◆ **Data shown**:
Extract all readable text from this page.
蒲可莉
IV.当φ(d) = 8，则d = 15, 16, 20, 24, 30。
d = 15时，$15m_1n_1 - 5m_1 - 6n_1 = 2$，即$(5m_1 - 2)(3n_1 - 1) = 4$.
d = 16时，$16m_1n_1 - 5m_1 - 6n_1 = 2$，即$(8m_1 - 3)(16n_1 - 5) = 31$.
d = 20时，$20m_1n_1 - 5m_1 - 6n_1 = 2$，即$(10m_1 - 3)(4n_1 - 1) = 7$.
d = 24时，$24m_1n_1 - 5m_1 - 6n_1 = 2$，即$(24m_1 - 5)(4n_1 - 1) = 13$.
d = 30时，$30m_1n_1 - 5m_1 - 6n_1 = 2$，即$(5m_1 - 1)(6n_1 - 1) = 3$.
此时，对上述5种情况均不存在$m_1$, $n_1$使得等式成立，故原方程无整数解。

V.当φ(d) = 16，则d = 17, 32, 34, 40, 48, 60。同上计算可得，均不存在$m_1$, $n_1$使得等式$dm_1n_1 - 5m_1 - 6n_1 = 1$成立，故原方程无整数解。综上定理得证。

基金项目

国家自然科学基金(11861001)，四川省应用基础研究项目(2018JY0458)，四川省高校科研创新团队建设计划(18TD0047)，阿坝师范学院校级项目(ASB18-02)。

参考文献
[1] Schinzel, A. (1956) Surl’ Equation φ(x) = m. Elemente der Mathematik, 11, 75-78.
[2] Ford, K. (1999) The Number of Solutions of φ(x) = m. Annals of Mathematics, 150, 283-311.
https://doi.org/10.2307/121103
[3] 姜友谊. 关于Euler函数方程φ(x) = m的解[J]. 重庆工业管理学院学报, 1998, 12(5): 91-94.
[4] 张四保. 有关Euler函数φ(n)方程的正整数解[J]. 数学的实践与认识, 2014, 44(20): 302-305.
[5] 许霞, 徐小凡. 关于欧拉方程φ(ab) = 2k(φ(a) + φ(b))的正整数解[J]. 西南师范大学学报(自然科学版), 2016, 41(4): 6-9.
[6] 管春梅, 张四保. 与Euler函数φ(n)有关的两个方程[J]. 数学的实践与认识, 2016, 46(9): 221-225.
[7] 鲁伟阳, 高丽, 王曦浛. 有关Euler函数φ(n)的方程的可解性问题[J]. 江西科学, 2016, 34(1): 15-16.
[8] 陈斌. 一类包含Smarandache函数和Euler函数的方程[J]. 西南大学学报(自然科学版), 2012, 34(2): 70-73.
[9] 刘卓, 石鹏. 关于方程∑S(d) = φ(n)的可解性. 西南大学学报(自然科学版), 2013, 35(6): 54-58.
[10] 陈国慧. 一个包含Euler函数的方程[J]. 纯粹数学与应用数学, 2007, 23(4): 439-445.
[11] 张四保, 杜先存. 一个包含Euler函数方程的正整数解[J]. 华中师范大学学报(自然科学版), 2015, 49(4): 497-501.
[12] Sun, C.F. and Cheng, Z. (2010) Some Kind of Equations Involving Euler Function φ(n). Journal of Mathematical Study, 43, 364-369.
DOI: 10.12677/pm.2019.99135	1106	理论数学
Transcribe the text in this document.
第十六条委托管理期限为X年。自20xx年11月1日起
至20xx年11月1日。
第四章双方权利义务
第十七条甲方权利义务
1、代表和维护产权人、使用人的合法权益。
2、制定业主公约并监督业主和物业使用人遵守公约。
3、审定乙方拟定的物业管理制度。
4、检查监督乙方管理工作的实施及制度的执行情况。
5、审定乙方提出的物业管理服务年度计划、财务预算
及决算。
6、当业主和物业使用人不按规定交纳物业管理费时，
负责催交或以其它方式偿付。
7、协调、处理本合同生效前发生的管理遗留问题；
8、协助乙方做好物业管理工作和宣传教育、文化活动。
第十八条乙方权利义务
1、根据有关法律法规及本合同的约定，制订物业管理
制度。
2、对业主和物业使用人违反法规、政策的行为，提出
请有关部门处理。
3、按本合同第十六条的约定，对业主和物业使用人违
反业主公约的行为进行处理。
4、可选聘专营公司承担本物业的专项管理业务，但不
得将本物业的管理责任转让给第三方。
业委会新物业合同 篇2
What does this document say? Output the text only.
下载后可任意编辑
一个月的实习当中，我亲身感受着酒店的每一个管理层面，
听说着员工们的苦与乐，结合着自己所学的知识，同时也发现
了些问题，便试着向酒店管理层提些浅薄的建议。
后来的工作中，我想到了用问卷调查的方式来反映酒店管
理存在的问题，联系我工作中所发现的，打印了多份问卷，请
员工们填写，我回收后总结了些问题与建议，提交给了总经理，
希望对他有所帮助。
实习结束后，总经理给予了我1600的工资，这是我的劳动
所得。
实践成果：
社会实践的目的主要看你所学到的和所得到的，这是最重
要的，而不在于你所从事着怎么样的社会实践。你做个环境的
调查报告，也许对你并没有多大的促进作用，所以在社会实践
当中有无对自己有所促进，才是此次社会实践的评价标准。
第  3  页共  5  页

◆ **Direction**:
Output exactly the lines above, from the one holding "What does this" through the end of the data, including the first and last.

◆ **Result for this task**:
What does this document say? Output the text only.
下载后可任意编辑
一个月的实习当中，我亲身感受着酒店的每一个管理层面，
听说着员工们的苦与乐，结合着自己所学的知识，同时也发现
了些问题，便试着向酒店管理层提些浅薄的建议。
后来的工作中，我想到了用问卷调查的方式来反映酒店管
理存在的问题，联系我工作中所发现的，打印了多份问卷，请
员工们填写，我回收后总结了些问题与建议，提交给了总经理，
希望对他有所帮助。
实习结束后，总经理给予了我1600的工资，这是我的劳动
所得。
实践成果：
社会实践的目的主要看你所学到的和所得到的，这是最重
要的，而不在于你所从事着怎么样的社会实践。你做个环境的
调查报告，也许对你并没有多大的促进作用，所以在社会实践
当中有无对自己有所促进，才是此次社会实践的评价标准。
第  3  页共  5  页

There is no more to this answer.